++++ DATA FOR PROCESSING ++++

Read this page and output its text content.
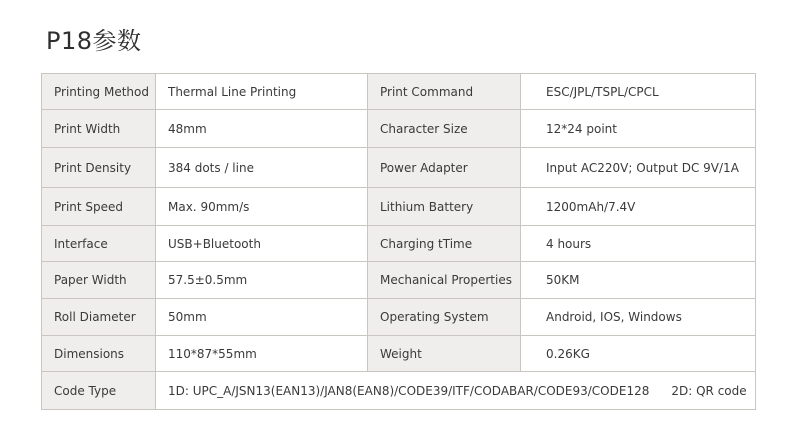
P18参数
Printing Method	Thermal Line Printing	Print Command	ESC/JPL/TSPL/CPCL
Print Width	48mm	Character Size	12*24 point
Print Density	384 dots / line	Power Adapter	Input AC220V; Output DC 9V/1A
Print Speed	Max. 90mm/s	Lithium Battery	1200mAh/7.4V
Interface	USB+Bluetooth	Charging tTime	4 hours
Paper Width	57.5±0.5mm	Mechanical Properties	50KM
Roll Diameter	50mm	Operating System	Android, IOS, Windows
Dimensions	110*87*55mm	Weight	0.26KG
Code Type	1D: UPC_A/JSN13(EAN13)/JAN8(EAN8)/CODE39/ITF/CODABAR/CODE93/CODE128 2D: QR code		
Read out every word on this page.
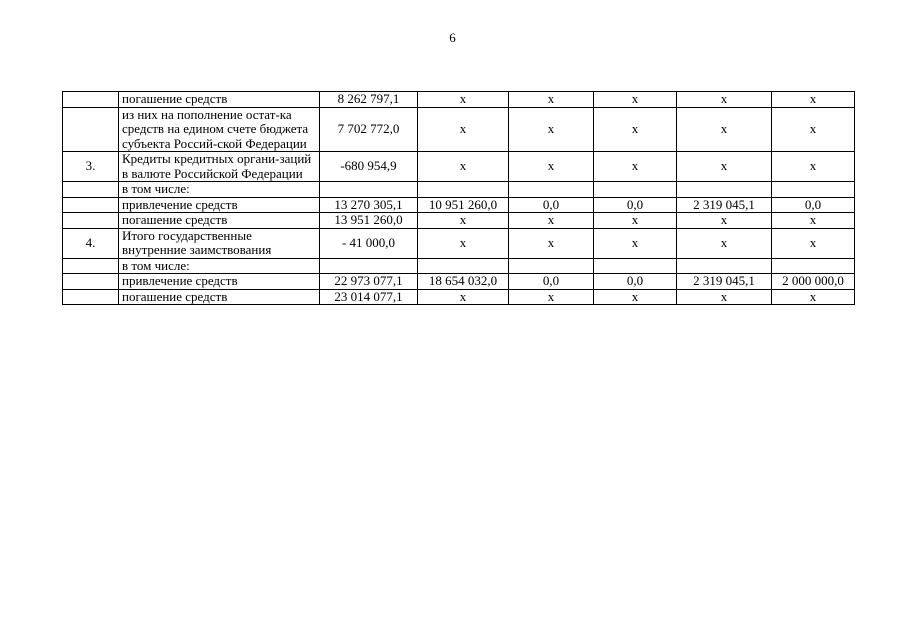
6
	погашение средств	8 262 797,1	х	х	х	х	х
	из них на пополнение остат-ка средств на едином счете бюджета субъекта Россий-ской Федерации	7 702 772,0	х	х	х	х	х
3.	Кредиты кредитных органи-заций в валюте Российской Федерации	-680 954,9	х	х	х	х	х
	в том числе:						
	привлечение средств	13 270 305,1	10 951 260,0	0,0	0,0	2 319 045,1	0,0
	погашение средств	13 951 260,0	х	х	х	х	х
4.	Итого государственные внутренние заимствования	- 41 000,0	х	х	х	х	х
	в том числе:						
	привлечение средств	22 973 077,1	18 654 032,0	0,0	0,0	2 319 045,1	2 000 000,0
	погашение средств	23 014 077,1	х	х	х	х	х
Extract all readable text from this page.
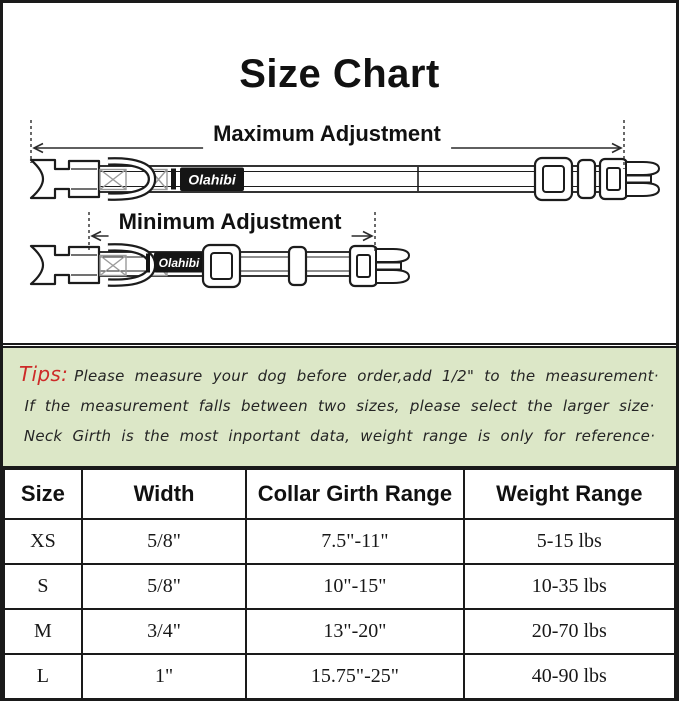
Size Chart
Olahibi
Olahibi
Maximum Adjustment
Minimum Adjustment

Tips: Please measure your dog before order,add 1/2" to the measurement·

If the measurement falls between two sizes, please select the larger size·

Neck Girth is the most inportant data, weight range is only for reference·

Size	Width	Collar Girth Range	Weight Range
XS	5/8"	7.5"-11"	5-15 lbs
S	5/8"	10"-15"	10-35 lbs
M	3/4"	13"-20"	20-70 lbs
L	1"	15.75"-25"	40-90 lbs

++++
++++ DATA FOR PROCESSING ++++

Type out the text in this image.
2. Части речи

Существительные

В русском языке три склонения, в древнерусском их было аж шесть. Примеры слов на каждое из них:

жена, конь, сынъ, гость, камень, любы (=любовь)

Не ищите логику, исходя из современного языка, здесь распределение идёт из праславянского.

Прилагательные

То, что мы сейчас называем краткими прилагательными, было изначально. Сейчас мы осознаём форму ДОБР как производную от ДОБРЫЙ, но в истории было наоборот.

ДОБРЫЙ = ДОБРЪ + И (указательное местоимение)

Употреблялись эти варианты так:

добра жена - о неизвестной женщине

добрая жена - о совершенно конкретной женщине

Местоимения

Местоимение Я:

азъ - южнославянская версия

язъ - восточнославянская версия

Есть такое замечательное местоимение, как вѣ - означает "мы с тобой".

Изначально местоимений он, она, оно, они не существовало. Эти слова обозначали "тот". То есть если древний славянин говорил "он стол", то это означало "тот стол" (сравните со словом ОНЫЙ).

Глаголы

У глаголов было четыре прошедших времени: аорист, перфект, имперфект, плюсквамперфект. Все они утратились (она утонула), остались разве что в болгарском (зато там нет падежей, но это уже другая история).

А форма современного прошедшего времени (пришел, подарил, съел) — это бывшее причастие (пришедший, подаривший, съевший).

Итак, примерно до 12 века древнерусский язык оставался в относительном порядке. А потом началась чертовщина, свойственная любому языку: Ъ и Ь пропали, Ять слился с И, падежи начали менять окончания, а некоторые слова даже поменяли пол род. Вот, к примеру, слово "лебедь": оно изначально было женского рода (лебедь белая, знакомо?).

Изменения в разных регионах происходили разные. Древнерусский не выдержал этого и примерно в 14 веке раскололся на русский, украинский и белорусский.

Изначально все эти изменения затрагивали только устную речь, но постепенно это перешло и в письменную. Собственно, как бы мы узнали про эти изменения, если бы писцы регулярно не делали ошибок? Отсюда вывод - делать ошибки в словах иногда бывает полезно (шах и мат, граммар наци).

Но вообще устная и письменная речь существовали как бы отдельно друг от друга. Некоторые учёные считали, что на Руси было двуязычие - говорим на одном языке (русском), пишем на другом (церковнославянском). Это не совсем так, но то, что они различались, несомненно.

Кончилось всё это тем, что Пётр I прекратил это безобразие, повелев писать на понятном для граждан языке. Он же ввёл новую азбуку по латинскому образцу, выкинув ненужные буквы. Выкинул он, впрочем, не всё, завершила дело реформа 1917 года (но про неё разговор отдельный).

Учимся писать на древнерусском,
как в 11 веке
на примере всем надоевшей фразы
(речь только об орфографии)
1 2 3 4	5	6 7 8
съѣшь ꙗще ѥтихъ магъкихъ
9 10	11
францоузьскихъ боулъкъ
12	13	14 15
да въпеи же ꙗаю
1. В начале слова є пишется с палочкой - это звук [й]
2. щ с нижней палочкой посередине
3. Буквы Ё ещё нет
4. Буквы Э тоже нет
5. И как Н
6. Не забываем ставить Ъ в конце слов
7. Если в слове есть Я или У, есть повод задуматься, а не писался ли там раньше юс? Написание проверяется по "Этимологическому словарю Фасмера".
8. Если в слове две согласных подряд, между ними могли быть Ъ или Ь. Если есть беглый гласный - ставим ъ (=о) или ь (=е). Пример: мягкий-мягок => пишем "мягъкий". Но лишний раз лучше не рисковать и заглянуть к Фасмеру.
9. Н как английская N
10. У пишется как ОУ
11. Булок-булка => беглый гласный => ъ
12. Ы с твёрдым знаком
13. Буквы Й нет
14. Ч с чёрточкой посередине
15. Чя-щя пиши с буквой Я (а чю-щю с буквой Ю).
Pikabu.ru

++++
++++ DATA FOR PROCESSING ++++

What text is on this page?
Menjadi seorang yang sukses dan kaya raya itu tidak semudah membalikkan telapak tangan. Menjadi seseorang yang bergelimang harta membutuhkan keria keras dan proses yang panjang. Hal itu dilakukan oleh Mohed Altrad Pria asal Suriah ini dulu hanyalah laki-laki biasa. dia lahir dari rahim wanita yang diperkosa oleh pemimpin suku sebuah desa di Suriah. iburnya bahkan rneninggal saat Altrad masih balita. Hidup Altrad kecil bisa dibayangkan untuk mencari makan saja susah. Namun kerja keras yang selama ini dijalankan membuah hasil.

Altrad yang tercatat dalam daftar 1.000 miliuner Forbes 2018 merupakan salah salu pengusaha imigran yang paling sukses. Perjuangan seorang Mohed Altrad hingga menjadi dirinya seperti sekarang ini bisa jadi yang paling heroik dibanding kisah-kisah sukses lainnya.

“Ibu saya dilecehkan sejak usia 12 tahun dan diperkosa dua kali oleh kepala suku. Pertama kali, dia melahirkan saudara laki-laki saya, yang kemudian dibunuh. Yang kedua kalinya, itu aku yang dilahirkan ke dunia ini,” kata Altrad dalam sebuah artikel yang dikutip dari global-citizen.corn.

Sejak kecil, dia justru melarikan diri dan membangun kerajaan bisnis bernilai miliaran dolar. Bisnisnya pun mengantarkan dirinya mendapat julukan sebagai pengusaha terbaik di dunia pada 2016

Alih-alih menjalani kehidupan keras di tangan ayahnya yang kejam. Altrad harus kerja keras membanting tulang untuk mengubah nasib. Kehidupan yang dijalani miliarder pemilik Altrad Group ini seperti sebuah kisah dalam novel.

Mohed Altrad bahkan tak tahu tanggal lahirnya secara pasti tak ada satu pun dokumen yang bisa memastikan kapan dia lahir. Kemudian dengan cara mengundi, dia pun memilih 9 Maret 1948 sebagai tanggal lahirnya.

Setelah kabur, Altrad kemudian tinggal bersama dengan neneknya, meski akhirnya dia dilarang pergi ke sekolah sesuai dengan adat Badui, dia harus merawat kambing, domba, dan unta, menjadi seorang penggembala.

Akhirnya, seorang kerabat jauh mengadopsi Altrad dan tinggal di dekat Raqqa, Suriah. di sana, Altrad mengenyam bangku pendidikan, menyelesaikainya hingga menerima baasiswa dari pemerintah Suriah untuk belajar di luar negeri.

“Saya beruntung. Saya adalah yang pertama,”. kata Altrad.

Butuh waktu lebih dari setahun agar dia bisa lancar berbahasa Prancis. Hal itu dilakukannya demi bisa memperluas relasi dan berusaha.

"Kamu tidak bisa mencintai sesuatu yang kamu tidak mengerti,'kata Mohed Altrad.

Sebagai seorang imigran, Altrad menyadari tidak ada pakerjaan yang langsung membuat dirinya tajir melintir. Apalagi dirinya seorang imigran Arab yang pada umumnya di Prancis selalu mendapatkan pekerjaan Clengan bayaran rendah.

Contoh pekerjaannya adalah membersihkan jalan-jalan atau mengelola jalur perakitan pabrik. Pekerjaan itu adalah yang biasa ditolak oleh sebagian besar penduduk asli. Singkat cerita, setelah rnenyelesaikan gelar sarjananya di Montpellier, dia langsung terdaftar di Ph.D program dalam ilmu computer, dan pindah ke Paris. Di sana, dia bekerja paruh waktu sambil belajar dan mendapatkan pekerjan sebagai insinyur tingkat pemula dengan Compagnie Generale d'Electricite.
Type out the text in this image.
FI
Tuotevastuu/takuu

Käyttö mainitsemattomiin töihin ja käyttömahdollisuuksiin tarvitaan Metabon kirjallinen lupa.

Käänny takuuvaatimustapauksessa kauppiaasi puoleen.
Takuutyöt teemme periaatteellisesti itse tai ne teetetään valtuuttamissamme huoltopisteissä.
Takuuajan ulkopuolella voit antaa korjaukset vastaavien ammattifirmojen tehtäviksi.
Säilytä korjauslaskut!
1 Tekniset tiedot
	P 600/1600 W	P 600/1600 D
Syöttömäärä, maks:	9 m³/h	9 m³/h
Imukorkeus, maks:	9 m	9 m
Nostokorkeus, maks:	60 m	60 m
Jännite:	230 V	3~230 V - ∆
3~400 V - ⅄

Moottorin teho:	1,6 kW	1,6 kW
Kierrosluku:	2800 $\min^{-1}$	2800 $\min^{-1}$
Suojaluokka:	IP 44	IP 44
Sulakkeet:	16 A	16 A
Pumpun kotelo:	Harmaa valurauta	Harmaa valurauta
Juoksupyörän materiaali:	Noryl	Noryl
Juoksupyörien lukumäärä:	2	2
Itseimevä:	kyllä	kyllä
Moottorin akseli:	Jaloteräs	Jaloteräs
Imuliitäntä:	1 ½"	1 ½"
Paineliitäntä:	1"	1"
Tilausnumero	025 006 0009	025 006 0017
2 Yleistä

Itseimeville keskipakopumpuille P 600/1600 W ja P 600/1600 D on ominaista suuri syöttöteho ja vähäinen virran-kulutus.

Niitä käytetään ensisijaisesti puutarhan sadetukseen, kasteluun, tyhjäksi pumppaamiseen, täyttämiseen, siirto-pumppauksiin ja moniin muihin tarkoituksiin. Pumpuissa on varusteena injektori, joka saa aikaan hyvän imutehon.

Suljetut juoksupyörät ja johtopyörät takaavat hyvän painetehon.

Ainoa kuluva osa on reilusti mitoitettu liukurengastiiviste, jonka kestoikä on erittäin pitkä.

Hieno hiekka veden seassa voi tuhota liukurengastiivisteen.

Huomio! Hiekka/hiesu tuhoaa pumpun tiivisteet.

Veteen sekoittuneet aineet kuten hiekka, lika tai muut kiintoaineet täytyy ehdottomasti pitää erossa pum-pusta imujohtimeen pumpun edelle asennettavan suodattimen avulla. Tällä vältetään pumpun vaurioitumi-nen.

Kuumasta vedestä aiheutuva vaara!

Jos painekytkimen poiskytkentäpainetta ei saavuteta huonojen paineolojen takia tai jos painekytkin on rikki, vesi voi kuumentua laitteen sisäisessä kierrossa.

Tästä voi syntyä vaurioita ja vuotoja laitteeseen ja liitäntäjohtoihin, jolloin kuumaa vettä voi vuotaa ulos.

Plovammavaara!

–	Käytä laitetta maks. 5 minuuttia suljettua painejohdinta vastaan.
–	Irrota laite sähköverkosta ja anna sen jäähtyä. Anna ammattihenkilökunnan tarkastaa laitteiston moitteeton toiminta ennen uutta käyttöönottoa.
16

++++

Go through the listing above and pull out each line containing the word "времени".

### SOLVED EXERCISE
У глаголов было четыре прошедших времени: аорист, перфект, имперфект, плюсквамперфект. Все они утратились (она утонула), остались разве что в болгарском (зато там нет падежей, но это уже другая история).
А форма современного прошедшего времени (пришел, подарил, съел) — это бывшее причастие (пришедший, подаривший, съевший).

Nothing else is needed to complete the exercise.